══ STORED RECORDS

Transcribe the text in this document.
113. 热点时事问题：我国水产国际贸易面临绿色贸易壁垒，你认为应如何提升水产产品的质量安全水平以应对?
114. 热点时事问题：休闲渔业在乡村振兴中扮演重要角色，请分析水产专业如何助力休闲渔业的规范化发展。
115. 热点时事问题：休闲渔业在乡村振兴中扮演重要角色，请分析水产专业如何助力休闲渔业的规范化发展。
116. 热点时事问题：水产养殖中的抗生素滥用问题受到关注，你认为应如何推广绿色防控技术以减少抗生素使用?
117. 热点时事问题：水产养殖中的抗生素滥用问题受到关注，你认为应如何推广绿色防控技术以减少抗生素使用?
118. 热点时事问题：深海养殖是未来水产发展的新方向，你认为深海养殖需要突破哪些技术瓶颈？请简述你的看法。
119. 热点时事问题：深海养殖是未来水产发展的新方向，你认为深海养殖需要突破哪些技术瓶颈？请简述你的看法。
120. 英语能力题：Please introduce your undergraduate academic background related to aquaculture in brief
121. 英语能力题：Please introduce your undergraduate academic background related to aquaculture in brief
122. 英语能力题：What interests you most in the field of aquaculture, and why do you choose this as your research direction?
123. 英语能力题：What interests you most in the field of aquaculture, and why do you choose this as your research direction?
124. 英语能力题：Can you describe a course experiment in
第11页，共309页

════

Every line in the data that holds "introduce" should be copied out.

* COMPLETE ANSWER
120. 英语能力题：Please introduce your undergraduate academic background related to aquaculture in brief
121. 英语能力题：Please introduce your undergraduate academic background related to aquaculture in brief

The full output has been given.